GIVEN EXERCISE
How many lines in the records below hold the string "ylabel"? Please answer with the number and nothing more.

— Begin —

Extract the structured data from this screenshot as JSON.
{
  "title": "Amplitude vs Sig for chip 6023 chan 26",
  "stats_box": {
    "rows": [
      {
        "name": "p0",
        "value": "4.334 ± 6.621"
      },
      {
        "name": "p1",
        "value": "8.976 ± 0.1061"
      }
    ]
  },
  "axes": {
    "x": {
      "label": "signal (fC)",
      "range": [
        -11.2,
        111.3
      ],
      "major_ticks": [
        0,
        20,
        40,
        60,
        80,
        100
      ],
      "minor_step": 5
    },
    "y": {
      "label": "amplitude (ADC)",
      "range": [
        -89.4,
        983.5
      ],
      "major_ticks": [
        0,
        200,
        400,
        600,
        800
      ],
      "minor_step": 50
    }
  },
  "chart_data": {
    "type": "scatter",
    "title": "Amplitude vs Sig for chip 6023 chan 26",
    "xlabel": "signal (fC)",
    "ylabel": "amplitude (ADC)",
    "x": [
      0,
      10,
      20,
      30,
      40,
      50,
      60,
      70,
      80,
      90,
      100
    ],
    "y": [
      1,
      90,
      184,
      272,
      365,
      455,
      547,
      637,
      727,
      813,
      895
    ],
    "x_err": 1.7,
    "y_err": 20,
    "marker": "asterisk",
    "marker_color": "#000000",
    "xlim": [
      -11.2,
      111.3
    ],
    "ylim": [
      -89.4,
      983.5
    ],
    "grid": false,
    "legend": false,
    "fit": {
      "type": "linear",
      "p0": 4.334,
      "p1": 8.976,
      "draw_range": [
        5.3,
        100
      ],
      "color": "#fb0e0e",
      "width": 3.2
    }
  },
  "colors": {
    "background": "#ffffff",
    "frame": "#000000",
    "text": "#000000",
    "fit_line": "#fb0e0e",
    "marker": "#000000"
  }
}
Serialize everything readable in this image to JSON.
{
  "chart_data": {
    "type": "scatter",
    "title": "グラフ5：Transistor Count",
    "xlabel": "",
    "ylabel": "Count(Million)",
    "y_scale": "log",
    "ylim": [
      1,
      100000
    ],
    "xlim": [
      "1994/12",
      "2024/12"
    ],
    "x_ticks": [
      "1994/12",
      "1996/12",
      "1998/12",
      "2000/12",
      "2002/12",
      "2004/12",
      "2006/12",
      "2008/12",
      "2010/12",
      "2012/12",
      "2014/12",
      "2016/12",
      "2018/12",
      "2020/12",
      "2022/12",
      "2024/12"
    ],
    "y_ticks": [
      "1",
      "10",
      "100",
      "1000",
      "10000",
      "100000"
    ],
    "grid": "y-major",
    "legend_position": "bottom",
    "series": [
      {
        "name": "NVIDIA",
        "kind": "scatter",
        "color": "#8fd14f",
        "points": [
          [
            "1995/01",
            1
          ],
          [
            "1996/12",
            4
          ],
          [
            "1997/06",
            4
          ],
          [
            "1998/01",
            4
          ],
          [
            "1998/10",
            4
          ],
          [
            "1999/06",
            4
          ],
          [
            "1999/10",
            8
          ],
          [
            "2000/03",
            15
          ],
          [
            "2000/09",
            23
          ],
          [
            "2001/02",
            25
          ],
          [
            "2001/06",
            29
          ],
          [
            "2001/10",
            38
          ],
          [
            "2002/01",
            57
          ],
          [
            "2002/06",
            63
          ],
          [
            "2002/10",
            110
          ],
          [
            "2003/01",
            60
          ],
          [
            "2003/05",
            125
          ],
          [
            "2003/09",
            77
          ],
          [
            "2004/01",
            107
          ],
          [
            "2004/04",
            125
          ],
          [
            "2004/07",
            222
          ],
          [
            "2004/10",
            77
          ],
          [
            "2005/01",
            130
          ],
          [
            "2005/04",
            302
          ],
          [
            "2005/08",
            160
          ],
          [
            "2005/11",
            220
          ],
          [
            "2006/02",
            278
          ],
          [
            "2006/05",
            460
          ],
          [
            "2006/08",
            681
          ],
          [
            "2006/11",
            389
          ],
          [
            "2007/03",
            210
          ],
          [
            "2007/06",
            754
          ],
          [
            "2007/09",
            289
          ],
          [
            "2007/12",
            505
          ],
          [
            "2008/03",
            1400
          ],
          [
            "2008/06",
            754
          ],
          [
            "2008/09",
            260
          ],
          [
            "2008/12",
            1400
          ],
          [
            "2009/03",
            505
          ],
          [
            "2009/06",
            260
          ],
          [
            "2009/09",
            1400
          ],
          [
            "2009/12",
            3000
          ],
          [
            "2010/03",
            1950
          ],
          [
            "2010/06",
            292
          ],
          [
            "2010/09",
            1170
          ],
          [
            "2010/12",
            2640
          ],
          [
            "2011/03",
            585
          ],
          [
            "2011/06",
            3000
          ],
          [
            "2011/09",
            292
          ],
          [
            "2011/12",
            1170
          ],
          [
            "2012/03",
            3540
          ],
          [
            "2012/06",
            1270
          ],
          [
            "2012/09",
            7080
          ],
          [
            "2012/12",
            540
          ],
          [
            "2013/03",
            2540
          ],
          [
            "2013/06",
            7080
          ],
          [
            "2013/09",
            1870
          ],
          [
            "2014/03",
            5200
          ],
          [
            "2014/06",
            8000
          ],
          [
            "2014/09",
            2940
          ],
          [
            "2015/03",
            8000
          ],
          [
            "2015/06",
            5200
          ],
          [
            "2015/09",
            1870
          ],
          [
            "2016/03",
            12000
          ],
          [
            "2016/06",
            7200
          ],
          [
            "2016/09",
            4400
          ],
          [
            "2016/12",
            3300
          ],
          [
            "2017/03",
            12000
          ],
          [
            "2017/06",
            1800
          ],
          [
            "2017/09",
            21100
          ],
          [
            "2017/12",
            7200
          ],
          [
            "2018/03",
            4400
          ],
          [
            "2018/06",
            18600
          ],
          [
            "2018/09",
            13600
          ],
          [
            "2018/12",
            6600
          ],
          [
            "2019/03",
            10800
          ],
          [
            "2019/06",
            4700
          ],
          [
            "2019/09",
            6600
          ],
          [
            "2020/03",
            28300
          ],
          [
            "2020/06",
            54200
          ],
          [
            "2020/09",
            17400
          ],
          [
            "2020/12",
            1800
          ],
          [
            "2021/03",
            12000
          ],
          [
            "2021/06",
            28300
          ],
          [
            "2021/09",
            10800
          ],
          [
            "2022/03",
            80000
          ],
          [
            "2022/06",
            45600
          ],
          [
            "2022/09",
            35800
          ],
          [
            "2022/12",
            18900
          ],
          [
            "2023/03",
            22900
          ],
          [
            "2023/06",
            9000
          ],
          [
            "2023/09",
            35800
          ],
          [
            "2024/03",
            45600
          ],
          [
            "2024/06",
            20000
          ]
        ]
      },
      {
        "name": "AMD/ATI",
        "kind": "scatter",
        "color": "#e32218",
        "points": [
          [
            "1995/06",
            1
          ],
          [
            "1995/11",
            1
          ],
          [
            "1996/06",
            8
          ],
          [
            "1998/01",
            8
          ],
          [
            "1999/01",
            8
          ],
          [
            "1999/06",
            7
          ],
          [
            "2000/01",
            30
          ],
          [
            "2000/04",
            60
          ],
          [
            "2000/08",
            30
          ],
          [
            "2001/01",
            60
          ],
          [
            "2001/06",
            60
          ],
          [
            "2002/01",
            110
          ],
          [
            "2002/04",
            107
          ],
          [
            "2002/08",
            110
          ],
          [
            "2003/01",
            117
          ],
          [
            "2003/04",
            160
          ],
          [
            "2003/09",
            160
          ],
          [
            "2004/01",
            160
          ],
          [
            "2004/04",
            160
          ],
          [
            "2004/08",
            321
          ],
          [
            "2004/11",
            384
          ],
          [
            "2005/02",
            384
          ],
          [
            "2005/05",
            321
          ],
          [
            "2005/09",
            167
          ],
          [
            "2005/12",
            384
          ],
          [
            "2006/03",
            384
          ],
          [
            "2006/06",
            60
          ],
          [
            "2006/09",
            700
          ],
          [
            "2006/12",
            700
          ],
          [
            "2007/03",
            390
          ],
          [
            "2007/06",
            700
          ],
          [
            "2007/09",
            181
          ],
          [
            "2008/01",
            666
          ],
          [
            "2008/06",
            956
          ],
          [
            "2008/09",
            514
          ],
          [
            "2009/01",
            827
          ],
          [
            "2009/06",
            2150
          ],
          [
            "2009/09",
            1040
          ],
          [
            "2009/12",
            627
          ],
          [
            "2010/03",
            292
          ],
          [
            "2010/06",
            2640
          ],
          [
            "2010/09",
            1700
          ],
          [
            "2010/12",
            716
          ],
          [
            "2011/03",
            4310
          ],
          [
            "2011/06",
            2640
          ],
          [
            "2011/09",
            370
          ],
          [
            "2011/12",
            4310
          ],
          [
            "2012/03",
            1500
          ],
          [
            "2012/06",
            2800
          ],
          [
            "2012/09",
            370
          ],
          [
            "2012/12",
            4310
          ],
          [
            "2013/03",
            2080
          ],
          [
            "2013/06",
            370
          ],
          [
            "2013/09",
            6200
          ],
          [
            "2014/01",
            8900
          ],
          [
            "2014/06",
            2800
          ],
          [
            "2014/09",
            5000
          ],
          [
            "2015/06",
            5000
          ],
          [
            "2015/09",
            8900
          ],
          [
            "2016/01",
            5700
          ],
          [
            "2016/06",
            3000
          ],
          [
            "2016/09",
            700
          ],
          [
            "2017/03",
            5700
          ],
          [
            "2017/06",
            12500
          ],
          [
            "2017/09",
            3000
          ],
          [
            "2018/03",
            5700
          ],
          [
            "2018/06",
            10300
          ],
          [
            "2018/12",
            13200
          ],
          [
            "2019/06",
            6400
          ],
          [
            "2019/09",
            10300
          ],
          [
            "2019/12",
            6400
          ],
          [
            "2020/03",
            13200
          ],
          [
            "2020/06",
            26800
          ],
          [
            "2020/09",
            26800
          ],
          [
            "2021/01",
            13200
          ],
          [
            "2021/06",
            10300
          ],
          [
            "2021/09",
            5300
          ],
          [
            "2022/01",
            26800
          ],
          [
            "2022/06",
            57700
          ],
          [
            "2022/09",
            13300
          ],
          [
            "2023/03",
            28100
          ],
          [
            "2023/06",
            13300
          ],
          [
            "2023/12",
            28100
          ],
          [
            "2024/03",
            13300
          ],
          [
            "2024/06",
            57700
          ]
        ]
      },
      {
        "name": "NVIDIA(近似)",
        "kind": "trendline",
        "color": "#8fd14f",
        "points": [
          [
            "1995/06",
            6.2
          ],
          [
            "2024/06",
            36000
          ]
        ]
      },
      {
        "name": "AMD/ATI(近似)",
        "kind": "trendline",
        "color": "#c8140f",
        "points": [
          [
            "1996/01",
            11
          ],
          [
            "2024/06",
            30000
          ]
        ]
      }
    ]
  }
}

— End —

RESULT
2